» **Records provided**
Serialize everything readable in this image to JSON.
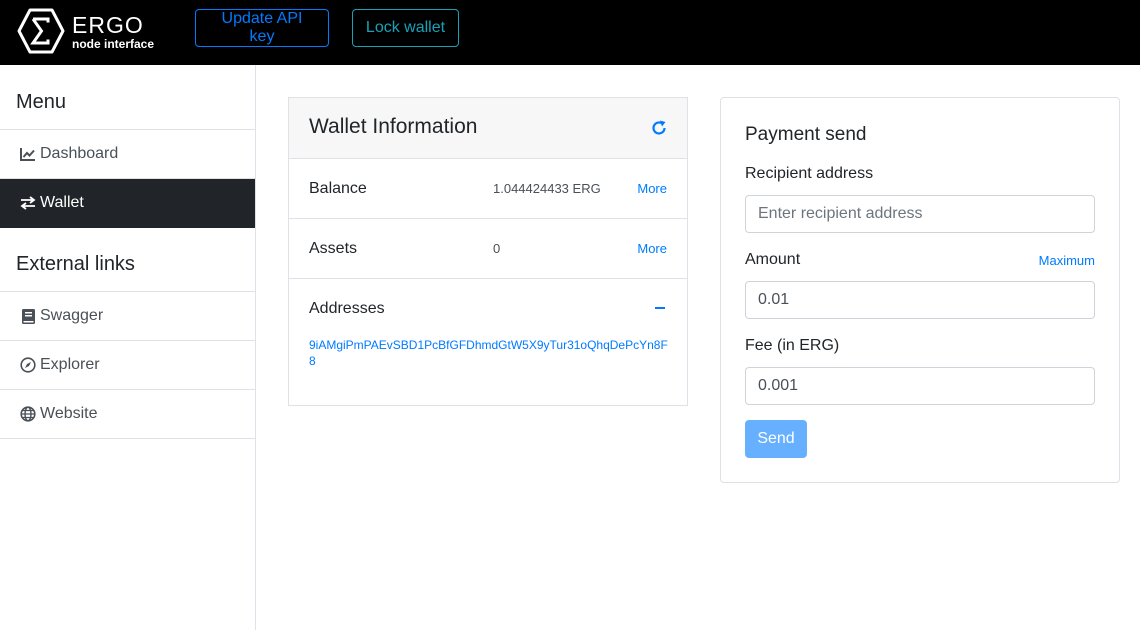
{
  "header": {
    "brand": "ERGO",
    "subtitle": "node interface",
    "update_api_key_label": "Update API key",
    "lock_wallet_label": "Lock wallet",
    "logo_icon": "ergo-sigma-hexagon-icon"
  },
  "sidebar": {
    "menu_heading": "Menu",
    "menu_items": [
      {
        "label": "Dashboard",
        "icon": "chart-line-icon",
        "active": false
      },
      {
        "label": "Wallet",
        "icon": "exchange-arrows-icon",
        "active": true
      }
    ],
    "external_heading": "External links",
    "external_items": [
      {
        "label": "Swagger",
        "icon": "book-icon"
      },
      {
        "label": "Explorer",
        "icon": "compass-icon"
      },
      {
        "label": "Website",
        "icon": "globe-icon"
      }
    ]
  },
  "wallet": {
    "title": "Wallet Information",
    "balance_label": "Balance",
    "balance_value": "1.044424433 ERG",
    "assets_label": "Assets",
    "assets_value": "0",
    "more_label": "More",
    "addresses_label": "Addresses",
    "address": "9iAMgiPmPAEvSBD1PcBfGFDhmdGtW5X9yTur31oQhqDePcYn8F8"
  },
  "payment": {
    "title": "Payment send",
    "recipient_label": "Recipient address",
    "recipient_placeholder": "Enter recipient address",
    "amount_label": "Amount",
    "maximum_label": "Maximum",
    "amount_value": "0.01",
    "fee_label": "Fee (in ERG)",
    "fee_value": "0.001",
    "send_label": "Send"
  },
  "colors": {
    "header_bg": "#000000",
    "primary": "#007bff",
    "info": "#17a2b8",
    "active_item_bg": "#212529",
    "send_disabled": "#66b0ff"
  }
}
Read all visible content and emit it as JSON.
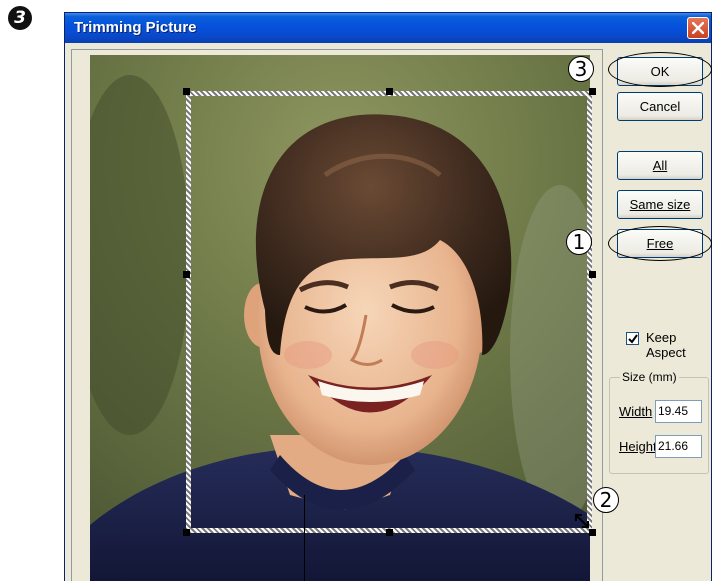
{
  "step_marker": "3",
  "window": {
    "title": "Trimming Picture"
  },
  "buttons": {
    "ok": "OK",
    "cancel": "Cancel",
    "all": "All",
    "same_size": "Same size",
    "free": "Free"
  },
  "keep_aspect": {
    "label": "Keep Aspect",
    "checked": true
  },
  "size_group": {
    "legend": "Size (mm)",
    "width_label": "Width",
    "width_value": "19.45",
    "height_label": "Height",
    "height_value": "21.66"
  },
  "callouts": [
    "1",
    "2",
    "3"
  ],
  "icons": [
    "close-icon",
    "checkmark-icon",
    "resize-arrow-icon"
  ]
}
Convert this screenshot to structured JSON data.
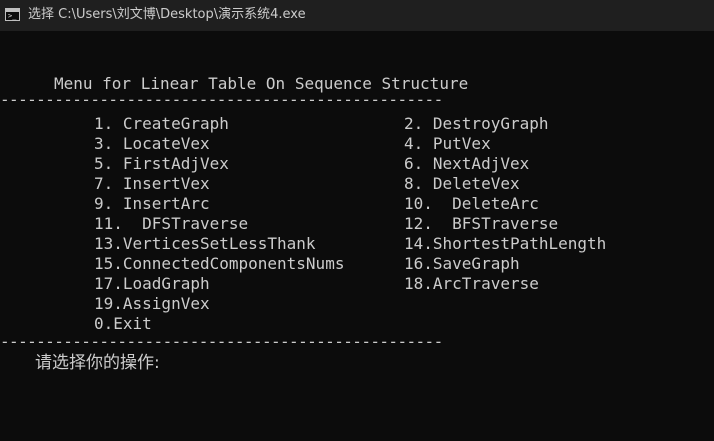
{
  "window": {
    "title": "选择 C:\\Users\\刘文博\\Desktop\\演示系统4.exe",
    "icon": "console-icon",
    "background_color": "#0c0c0c",
    "text_color": "#cccccc"
  },
  "console": {
    "menu_title": "Menu for Linear Table On Sequence Structure",
    "separator": "-------------------------------------------------",
    "left_column": [
      "1. CreateGraph",
      "3. LocateVex",
      "5. FirstAdjVex",
      "7. InsertVex",
      "9. InsertArc",
      "11.  DFSTraverse",
      "13.VerticesSetLessThank",
      "15.ConnectedComponentsNums",
      "17.LoadGraph",
      "19.AssignVex",
      "0.Exit"
    ],
    "right_column": [
      "2. DestroyGraph",
      "4. PutVex",
      "6. NextAdjVex",
      "8. DeleteVex",
      "10.  DeleteArc",
      "12.  BFSTraverse",
      "14.ShortestPathLength",
      "16.SaveGraph",
      "18.ArcTraverse"
    ],
    "prompt": "请选择你的操作:"
  }
}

» **Your goal**
Go through the listing above and return every line where the word "JSON" occurs.

» **Reply to the exercise**
Serialize everything readable in this image to JSON.
Read all visible content and emit it as JSON.
Convert this screenshot to structured JSON data.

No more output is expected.